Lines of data
....................

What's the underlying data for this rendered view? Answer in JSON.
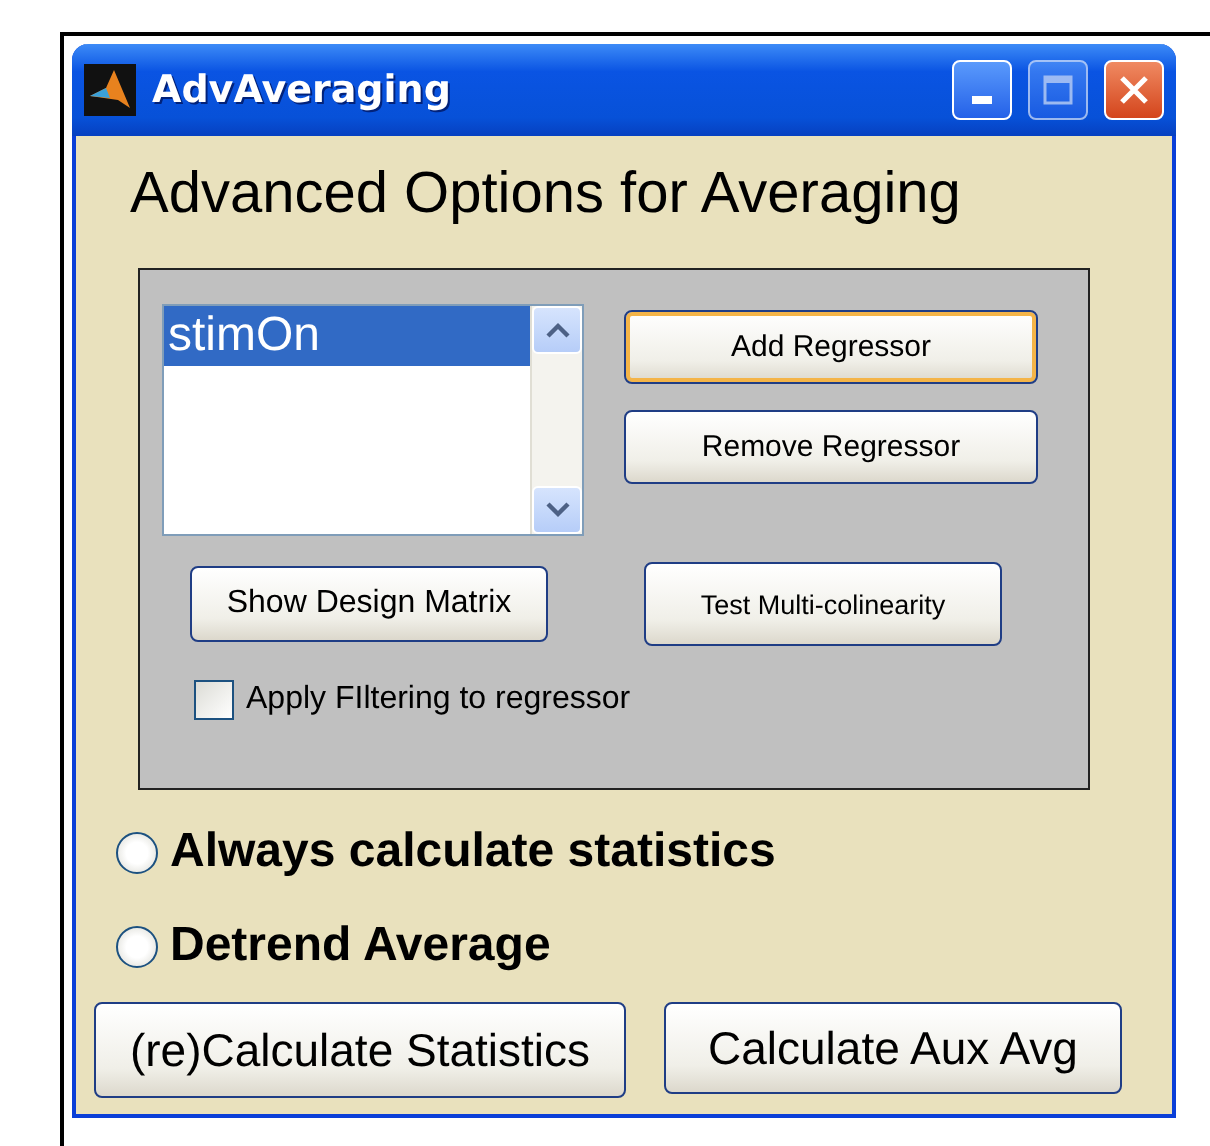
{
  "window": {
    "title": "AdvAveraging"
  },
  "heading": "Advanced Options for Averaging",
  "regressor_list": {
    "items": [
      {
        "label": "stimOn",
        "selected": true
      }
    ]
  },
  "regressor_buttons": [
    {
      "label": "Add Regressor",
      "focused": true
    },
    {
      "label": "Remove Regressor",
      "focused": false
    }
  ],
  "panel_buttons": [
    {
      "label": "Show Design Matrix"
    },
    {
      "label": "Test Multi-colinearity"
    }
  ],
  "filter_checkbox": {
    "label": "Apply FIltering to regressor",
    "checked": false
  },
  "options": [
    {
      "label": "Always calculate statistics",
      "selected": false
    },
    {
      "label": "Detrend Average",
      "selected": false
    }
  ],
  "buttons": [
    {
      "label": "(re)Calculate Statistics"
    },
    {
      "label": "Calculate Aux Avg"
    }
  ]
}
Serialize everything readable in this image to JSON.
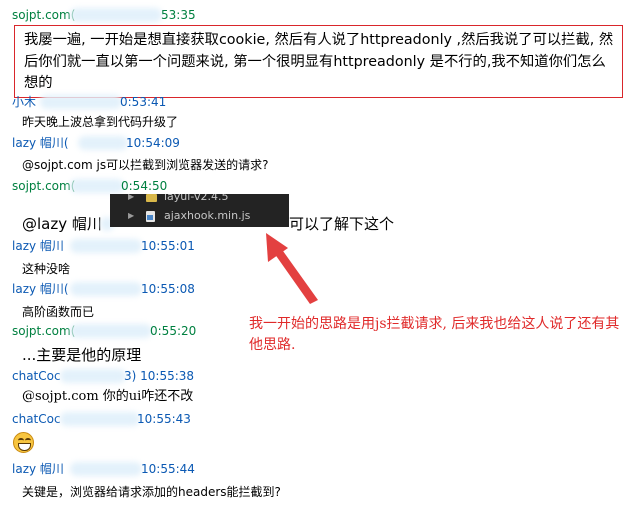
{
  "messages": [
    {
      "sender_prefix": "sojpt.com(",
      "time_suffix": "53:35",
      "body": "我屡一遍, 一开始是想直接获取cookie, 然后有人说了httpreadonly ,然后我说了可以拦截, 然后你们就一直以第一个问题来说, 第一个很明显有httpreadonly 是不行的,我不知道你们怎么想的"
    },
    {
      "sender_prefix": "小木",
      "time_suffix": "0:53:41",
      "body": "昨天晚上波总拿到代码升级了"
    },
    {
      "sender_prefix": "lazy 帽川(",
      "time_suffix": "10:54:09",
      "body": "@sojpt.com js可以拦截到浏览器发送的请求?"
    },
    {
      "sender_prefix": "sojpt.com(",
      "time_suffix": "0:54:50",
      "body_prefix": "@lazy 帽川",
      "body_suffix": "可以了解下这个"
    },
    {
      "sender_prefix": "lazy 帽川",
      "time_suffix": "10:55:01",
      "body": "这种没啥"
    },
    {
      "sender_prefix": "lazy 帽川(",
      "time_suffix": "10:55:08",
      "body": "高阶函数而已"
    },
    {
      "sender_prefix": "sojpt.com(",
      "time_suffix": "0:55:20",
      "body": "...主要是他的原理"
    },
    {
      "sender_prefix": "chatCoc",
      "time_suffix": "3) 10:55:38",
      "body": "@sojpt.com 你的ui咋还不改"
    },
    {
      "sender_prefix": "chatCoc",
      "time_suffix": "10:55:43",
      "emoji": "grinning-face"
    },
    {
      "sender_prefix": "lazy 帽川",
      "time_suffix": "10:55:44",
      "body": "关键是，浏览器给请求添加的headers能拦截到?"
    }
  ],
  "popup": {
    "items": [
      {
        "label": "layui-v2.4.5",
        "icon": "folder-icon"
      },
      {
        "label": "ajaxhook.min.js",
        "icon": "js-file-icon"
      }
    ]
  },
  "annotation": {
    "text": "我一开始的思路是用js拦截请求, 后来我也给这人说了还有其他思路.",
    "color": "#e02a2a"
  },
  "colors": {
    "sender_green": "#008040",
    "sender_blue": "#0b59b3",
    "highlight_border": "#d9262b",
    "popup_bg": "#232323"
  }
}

....................

- WHAT YOU ARE ASKED TO DO
Copy out the lines that hold "this".

- FINISHED EXERCISE
What's the underlying data for this rendered view? Answer in JSON.
Serialize everything readable in this image to JSON.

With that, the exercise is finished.